# PROVIDED PASSAGE start

Important: Recall that to make the stored cell partitions the active cell partitions you must click the Use Stored Partitions button. The active cell partition is used for the current calculation, while the stored cell partition (the last partition performed) is used when you save a case file.

43.5.4.1.4. Resetting the Partition Parameters

If you change your mind about your partition parameter settings, you can easily return to the default settings assigned by Ansys Fluent by clicking on the Default button. When you click the Default button, it will become the Reset button. The Reset button allows you to return to the most recently saved settings (that is, the values that were set before you clicked on Default). After execution, the Reset button will become the Default button again.

43.5.4.2. Load Balancing

A dynamic load balancing capability is available in Ansys Fluent. The principal reason for using parallel processing is to reduce the turnaround time of your simulation, which may be achieved by the following means:

Faster machines, for example, faster CPU, memory, cache, and communication bandwidth between the CPU and memory
Faster interconnects, for example, smaller latency and larger bandwidth
Better Load balancing, for example, load is evenly distributed and CPUs are not idled during calculation

The first two evolve at the pace of computer technology, which is beyond the scope of this document. The third item is regarding optimization of available computation power. Here we are mainly talking about load balancing on dedicated homogeneous resources, which is often the case nowadays. If you are not using a dedicated homogeneous resource, you may need to account for differences in CPU speeds during partitioning by specifying a load distribution (for details, see Load Distribution).

# PROVIDED PASSAGE end
# DATA LISTING start

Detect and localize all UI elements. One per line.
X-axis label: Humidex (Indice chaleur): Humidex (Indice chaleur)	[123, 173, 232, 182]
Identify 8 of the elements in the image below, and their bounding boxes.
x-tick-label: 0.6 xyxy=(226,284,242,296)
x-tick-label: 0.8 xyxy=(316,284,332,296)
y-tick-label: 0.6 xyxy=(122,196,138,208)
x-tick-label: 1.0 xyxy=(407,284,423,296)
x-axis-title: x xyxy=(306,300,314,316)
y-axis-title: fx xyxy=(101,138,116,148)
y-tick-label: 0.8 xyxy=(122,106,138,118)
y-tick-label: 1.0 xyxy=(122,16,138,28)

# DATA LISTING end

REQUIREMENT A:
Say whether each statement agrees with the Fluent load balancing passage, answering yes or no and quoting the deciding words: (i) clicking Default turns that button into the Reset button; (ii) the passage places faster machines and faster interconnects outside its scope; (iii) dynamic load balancing is unavailable in Ansys Fluent.
REQUIREMENT B:
Carry on the Fluent load balancing passage from its final sentence.
The rows are separate material from the Fluent load balancing passage.

RESULT A:
(i) Yes: "When you click the Default button, it will become the Reset button."
(ii) Yes: "The first two evolve at the pace of computer technology, which is beyond the scope of this document."
(iii) No: "A dynamic load balancing capability is available in Ansys Fluent."

RESULT B:
On a dedicated homogeneous system, the key for load balancing is how to evaluate the computational requirement of each cell. By default, Ansys Fluent assumes that each cell requires the same computational work, but this is often not the case. For example

A hexahedral cell demands more CPU and memory than a tetrahedral cell.
A cell with particle tracking will use more time than a cell without particle tracking.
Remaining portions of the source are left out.